[Source data]
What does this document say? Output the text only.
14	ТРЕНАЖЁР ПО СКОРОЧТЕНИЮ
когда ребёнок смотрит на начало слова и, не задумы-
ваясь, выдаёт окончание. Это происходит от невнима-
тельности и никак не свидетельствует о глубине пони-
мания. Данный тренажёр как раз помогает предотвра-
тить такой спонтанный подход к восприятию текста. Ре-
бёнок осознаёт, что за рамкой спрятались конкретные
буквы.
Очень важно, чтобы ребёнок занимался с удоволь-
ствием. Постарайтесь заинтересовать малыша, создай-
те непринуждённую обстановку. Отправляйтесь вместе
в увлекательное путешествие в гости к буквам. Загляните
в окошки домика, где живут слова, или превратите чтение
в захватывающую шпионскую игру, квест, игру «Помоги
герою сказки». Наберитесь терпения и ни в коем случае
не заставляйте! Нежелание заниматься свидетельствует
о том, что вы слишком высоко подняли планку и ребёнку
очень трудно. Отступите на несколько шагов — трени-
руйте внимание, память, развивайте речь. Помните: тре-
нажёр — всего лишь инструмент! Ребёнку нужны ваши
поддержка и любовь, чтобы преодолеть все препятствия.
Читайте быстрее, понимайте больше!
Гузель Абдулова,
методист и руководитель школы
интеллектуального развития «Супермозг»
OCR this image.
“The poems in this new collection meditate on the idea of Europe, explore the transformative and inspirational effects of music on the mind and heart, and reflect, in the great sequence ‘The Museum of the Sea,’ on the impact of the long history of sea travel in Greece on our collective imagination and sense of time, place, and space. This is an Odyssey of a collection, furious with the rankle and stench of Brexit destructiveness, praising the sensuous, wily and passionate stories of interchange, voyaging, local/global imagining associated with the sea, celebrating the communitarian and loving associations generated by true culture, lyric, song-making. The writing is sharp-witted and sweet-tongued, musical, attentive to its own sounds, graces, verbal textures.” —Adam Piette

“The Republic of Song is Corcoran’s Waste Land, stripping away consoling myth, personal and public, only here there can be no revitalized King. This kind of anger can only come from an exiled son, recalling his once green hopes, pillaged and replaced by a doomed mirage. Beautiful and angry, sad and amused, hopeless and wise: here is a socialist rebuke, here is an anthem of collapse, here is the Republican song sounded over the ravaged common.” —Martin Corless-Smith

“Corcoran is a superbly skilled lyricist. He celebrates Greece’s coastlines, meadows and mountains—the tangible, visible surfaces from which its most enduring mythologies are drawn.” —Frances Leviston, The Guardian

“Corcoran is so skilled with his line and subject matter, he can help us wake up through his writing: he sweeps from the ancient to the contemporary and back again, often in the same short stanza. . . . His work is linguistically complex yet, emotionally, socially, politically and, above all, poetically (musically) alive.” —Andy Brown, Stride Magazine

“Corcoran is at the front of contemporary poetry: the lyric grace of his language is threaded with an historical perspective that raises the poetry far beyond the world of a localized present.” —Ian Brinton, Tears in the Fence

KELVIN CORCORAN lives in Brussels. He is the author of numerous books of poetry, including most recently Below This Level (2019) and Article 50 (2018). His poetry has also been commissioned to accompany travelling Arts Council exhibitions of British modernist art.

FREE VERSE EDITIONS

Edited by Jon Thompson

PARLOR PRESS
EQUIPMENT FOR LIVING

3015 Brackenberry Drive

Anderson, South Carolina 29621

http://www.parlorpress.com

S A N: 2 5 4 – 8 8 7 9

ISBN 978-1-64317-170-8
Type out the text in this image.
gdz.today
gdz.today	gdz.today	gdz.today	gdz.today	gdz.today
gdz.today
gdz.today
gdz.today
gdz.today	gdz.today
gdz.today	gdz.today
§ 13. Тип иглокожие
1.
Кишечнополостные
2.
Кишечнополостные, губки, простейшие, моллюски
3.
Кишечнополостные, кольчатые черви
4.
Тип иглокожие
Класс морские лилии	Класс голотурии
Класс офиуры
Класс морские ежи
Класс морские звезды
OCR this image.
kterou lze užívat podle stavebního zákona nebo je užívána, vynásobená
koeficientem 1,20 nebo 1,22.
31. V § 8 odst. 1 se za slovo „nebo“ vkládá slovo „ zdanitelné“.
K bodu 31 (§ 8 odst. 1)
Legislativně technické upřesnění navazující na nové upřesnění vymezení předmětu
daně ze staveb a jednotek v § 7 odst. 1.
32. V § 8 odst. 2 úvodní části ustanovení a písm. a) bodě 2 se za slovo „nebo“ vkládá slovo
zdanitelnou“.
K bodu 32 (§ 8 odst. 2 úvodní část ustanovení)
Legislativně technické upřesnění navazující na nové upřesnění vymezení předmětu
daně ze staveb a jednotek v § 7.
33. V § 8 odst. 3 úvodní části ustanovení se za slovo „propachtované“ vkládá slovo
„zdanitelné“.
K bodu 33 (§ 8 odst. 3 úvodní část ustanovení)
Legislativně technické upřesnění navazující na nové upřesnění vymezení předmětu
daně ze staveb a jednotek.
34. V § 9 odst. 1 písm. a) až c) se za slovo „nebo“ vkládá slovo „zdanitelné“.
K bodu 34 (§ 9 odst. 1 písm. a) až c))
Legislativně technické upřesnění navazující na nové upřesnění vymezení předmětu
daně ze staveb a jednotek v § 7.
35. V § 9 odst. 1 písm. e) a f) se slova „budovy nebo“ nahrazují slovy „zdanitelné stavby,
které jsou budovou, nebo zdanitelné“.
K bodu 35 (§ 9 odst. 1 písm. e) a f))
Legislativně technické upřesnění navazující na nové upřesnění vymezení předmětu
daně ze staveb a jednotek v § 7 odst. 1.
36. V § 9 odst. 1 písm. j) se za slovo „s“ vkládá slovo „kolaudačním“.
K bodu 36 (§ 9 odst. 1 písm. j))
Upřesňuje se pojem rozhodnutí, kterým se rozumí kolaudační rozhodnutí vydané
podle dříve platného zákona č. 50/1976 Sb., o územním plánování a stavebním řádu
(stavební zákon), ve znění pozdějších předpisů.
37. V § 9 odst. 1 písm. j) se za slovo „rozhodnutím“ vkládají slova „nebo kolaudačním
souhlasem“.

WORK TO COMPLETE: Say how many lines hold the word "podle", giving the number and nothing else.

THE RESPONSE: 2